Provided data

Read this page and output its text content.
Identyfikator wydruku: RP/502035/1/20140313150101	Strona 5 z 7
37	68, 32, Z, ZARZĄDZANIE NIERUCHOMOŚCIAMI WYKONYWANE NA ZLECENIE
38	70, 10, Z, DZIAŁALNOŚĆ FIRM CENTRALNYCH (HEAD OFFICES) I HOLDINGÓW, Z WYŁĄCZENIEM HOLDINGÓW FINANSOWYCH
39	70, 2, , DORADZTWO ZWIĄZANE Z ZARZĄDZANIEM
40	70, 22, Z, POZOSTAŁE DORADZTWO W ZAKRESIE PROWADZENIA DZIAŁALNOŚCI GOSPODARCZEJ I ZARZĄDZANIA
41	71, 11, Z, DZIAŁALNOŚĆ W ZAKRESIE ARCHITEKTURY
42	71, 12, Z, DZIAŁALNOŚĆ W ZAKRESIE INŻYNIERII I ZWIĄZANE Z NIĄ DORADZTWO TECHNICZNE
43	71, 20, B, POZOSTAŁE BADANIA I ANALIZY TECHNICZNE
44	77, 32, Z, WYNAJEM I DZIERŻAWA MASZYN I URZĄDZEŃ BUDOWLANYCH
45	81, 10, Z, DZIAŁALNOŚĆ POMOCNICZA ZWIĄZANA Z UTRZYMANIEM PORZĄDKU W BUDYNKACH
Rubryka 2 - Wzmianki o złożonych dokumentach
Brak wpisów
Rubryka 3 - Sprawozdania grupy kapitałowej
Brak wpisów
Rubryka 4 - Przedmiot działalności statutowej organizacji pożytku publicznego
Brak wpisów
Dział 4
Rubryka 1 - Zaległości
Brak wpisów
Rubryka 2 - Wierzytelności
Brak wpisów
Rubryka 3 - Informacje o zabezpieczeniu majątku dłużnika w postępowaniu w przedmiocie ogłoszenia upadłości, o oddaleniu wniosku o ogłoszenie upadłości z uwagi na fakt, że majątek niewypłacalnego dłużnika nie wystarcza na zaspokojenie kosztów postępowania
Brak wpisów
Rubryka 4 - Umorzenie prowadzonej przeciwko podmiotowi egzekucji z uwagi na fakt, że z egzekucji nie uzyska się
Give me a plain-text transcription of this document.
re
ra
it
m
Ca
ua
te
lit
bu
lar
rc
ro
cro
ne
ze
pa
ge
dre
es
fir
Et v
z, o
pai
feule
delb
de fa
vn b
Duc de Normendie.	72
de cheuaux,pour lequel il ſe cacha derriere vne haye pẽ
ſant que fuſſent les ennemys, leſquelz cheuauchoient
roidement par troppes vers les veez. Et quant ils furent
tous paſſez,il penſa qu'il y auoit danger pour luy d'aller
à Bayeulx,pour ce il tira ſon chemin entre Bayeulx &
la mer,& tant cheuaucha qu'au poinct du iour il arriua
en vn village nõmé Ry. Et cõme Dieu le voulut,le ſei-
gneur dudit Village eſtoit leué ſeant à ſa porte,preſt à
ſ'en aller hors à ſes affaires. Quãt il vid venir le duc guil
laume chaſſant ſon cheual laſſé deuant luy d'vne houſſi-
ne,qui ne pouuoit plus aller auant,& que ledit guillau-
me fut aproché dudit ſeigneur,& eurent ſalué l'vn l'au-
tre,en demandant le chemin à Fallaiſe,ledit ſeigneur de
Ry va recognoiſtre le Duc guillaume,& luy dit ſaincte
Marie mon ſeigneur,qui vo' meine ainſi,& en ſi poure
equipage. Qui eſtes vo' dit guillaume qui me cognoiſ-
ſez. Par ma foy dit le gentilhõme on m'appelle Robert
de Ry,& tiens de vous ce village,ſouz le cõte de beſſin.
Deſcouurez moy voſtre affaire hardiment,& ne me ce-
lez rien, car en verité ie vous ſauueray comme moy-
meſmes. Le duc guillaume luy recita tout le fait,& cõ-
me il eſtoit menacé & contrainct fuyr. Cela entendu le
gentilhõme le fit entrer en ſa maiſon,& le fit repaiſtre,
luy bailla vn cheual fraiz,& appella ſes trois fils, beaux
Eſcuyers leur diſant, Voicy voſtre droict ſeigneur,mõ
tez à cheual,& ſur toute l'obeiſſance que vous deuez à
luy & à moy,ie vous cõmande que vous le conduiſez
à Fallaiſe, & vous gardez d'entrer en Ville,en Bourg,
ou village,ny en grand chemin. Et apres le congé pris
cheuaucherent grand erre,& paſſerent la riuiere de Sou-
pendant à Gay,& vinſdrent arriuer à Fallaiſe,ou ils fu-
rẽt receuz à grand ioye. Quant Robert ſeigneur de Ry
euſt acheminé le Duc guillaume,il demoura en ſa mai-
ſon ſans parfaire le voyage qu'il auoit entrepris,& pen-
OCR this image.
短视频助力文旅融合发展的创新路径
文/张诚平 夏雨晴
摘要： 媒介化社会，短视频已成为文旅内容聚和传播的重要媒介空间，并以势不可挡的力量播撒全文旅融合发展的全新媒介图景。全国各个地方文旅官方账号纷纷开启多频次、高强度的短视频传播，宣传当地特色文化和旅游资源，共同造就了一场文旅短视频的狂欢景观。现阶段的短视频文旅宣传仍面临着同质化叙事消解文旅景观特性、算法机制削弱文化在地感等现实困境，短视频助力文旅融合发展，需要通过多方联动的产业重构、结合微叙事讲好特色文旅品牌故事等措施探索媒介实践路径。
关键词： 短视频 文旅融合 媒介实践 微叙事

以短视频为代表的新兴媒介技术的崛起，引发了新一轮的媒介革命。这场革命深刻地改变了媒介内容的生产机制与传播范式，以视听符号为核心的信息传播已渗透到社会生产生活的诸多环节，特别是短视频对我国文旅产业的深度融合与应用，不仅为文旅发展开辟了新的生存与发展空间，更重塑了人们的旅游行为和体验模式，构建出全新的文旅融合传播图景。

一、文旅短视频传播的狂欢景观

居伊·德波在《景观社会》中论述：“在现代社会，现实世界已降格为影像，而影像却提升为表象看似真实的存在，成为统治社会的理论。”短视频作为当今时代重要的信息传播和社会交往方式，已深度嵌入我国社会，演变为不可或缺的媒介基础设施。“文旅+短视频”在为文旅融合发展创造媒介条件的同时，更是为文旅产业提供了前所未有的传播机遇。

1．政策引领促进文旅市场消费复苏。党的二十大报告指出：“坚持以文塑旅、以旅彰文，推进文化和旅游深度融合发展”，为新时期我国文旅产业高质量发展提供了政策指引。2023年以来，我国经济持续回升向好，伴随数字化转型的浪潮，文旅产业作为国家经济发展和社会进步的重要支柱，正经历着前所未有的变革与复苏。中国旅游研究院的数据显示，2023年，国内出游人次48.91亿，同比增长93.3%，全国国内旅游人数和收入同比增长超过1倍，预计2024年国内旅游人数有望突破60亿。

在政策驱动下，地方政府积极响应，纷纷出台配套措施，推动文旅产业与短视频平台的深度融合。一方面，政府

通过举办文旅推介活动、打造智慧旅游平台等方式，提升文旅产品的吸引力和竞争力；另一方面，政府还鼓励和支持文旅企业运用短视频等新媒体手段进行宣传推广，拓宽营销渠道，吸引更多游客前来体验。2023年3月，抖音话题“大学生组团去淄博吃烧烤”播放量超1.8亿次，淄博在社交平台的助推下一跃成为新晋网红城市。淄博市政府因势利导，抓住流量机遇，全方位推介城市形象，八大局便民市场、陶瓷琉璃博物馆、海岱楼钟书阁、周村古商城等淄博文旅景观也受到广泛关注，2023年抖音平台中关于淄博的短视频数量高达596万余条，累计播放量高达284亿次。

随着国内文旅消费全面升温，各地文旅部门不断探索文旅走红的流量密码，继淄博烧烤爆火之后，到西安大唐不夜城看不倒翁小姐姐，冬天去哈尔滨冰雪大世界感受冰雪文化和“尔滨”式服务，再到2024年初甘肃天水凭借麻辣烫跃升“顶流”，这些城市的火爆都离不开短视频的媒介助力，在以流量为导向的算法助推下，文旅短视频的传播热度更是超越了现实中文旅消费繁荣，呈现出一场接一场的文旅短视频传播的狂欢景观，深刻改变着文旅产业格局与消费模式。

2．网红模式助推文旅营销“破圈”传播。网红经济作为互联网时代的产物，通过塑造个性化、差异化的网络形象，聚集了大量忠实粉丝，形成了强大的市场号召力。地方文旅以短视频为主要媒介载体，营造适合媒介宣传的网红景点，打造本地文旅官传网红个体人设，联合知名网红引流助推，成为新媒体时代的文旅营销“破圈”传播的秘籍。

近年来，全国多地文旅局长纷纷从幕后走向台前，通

Task objective
Return each line of the data that contains the string "Fallaiſe".

Answer to this exercise
tre,en demandant le chemin à Fallaiſe,ledit ſeigneur de
à Fallaiſe, & vous gardez d'entrer en Ville,en Bourg,
pendant à Gay,& vinſdrent arriuer à Fallaiſe,ou ils fu-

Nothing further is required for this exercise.